* YOUR OBJECTIVE
Exactly how many lines have the word "more"? Answer with the bare number.

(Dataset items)
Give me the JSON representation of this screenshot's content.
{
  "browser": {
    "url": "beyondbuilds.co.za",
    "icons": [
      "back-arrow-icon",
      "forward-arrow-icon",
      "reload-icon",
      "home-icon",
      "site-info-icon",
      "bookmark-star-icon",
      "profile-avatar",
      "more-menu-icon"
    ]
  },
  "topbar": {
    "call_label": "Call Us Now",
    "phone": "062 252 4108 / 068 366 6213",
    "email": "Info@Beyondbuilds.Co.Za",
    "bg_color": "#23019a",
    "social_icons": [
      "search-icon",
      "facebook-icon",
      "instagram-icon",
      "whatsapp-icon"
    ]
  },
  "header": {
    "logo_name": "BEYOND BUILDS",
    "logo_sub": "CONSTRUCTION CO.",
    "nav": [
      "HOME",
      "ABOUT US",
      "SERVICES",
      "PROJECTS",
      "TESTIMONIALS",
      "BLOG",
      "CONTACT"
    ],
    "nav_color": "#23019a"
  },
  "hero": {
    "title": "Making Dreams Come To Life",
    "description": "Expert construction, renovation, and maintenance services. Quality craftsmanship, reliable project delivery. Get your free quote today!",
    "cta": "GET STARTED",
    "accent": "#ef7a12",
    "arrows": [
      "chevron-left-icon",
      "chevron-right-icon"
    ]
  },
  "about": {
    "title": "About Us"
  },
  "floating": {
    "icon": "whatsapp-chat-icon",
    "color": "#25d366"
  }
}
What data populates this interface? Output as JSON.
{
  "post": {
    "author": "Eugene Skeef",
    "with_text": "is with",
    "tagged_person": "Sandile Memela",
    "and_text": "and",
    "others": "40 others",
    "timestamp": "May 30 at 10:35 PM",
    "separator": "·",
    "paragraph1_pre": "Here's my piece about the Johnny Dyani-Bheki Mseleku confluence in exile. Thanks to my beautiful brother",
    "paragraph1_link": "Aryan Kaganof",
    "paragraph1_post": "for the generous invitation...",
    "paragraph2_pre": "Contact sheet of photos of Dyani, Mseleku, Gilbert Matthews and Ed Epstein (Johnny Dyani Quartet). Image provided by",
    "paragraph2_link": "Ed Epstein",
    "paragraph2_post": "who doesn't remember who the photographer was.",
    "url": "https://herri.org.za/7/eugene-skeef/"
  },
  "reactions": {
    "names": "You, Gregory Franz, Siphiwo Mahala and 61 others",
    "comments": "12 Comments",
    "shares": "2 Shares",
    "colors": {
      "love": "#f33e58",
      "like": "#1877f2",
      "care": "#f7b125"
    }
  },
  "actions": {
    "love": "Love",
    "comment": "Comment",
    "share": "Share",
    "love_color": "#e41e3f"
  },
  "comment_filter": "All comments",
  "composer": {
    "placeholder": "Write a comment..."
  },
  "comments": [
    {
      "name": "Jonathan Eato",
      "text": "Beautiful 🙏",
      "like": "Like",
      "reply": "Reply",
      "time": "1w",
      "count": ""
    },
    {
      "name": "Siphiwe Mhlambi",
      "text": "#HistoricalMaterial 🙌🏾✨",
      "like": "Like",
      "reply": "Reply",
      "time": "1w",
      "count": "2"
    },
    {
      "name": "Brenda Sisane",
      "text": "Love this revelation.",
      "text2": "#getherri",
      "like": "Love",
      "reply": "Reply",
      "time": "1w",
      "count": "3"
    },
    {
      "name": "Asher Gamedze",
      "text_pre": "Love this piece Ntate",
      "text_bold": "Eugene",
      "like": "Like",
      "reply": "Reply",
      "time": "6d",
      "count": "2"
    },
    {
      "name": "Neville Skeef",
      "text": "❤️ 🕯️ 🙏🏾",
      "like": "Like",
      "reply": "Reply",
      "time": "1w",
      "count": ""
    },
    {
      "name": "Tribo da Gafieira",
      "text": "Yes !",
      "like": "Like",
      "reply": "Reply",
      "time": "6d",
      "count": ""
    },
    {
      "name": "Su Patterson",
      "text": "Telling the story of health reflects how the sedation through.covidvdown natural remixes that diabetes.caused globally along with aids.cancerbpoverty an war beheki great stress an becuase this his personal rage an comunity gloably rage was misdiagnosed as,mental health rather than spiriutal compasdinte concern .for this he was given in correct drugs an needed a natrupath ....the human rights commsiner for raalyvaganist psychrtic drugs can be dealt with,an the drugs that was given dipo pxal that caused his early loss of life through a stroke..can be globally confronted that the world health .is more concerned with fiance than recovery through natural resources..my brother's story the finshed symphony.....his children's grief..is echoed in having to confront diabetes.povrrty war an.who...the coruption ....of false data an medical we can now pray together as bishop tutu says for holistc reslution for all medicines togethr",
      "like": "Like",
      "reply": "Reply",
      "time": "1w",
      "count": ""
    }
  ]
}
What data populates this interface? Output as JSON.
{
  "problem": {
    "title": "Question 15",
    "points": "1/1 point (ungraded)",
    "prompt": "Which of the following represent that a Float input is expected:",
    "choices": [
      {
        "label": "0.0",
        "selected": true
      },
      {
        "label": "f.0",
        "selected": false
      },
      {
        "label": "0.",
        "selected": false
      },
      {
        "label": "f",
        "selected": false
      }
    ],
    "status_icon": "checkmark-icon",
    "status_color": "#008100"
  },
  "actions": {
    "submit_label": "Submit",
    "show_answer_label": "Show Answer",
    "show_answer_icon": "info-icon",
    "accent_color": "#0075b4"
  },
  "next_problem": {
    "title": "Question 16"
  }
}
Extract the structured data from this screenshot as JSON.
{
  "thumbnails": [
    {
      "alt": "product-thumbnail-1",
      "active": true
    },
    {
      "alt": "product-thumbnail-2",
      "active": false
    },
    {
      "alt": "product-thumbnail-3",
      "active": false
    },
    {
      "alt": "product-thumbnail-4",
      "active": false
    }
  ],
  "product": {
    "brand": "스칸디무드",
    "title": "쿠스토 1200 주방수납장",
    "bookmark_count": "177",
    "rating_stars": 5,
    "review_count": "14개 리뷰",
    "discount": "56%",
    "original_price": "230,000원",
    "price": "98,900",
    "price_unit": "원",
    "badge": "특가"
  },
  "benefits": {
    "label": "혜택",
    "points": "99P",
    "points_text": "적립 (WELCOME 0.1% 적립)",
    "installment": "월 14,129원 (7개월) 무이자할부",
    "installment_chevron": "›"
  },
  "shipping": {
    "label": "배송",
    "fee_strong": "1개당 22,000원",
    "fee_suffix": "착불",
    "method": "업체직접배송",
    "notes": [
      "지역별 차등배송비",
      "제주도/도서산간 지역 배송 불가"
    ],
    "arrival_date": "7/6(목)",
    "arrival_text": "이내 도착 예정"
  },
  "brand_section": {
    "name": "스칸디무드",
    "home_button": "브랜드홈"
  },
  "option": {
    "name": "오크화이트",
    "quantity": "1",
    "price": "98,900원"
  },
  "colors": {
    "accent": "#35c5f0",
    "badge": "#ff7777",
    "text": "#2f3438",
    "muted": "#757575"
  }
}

* THE ANSWER
2